### Provided data
>> begin

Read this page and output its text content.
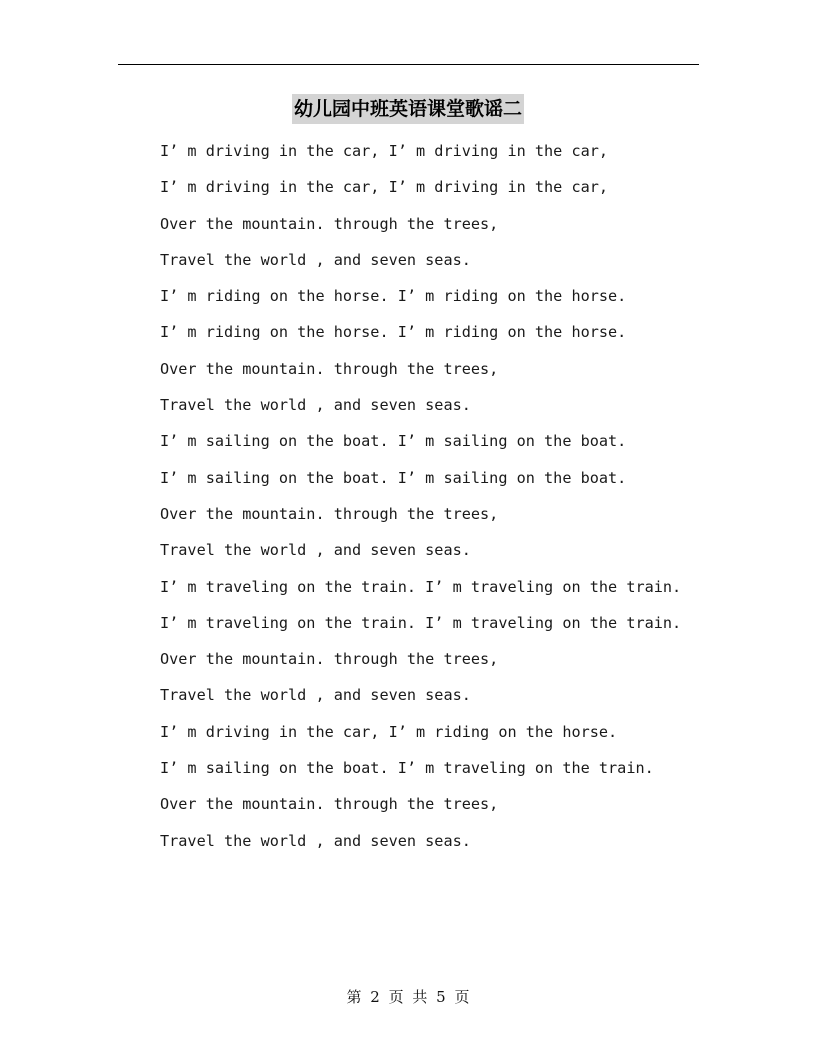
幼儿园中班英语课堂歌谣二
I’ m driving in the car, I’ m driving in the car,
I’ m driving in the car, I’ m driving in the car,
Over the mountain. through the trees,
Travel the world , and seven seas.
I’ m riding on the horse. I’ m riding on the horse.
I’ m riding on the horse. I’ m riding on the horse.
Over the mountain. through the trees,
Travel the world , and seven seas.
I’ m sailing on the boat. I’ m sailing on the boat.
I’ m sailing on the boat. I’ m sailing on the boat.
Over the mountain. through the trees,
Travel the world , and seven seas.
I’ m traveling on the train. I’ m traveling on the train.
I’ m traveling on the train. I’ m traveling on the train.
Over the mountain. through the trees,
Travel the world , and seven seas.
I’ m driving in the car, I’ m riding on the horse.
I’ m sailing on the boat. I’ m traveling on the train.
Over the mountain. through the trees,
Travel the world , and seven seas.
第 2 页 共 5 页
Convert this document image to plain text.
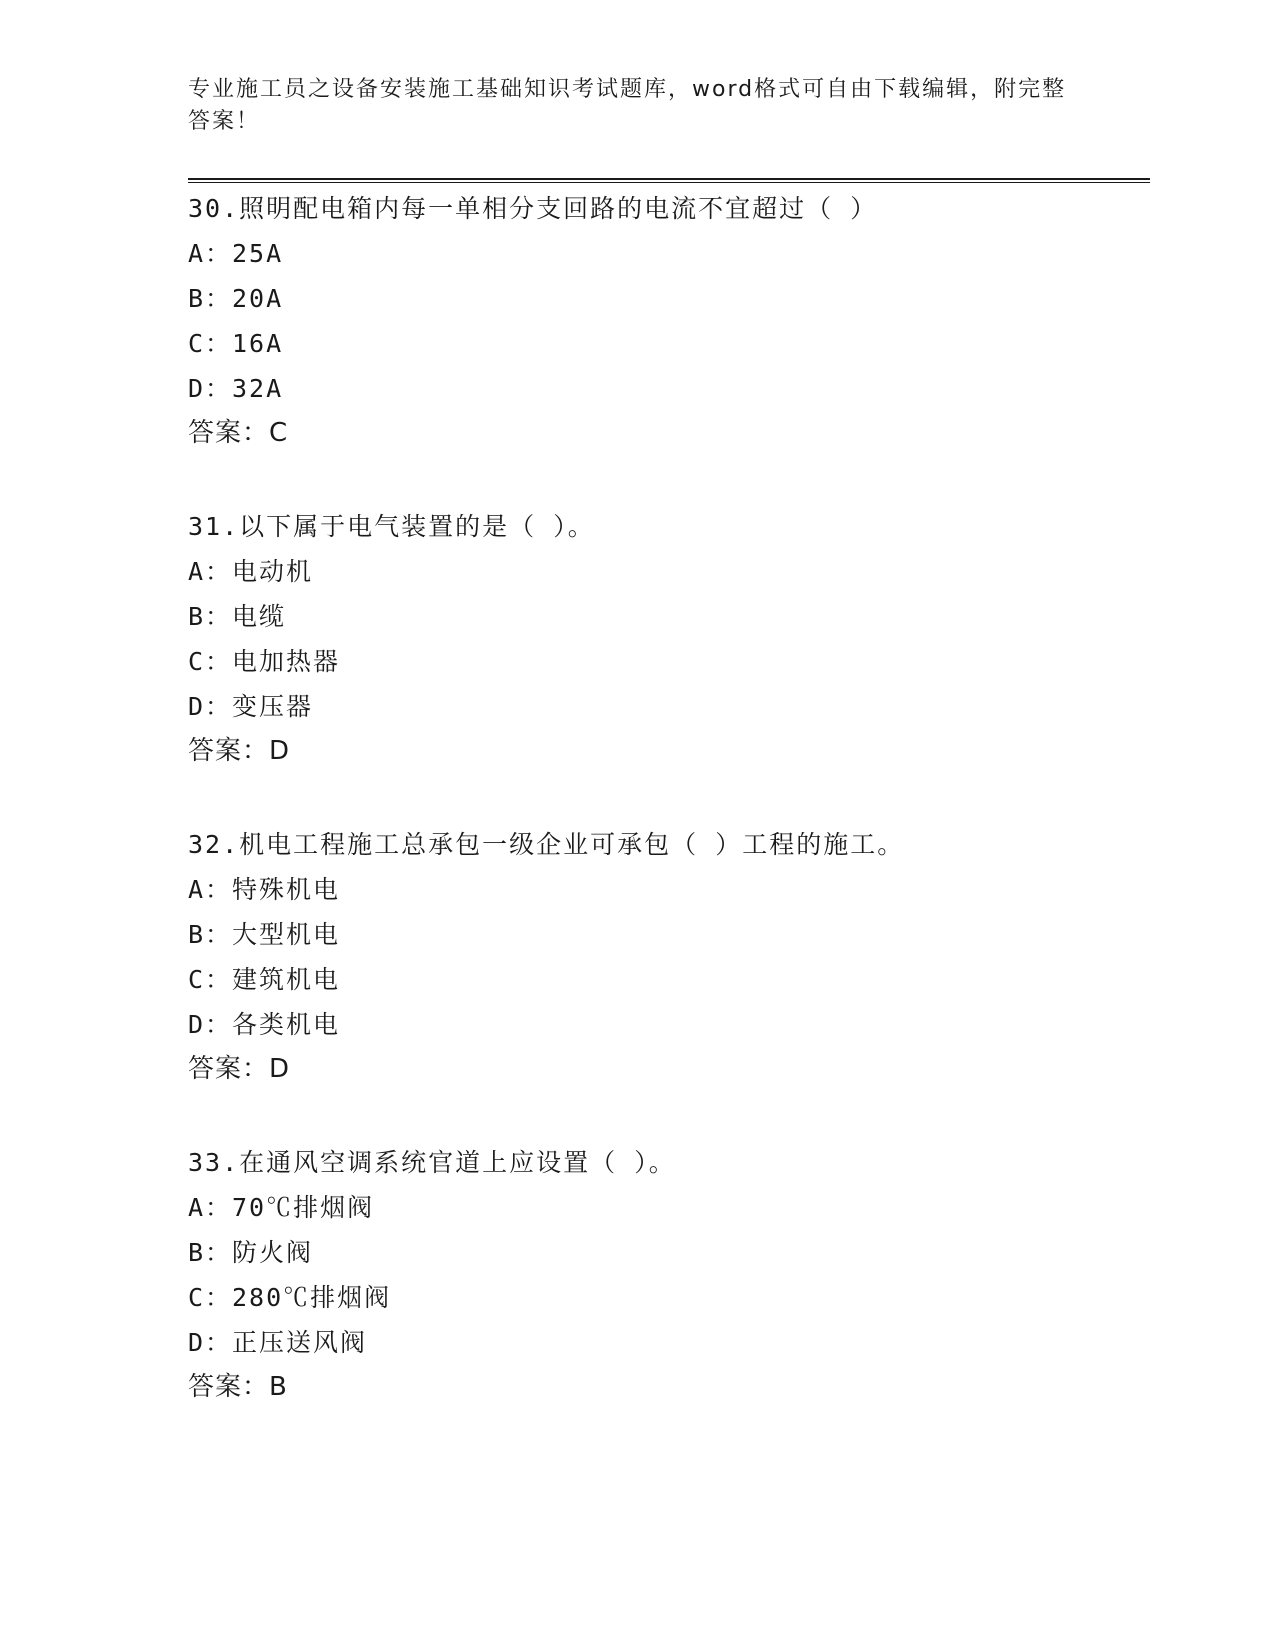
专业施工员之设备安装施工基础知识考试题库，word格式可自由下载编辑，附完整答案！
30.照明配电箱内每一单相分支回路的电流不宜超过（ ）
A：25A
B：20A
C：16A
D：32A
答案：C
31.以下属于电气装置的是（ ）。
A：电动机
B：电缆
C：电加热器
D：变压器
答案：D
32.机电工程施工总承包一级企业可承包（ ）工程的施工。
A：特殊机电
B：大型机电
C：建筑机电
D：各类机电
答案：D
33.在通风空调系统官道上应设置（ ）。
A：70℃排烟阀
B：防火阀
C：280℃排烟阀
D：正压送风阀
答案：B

>> end

### Exercise details
Check every line for "this" and show the ones that have it.

### Final result
Read this page and output its text content.
Convert this document image to plain text.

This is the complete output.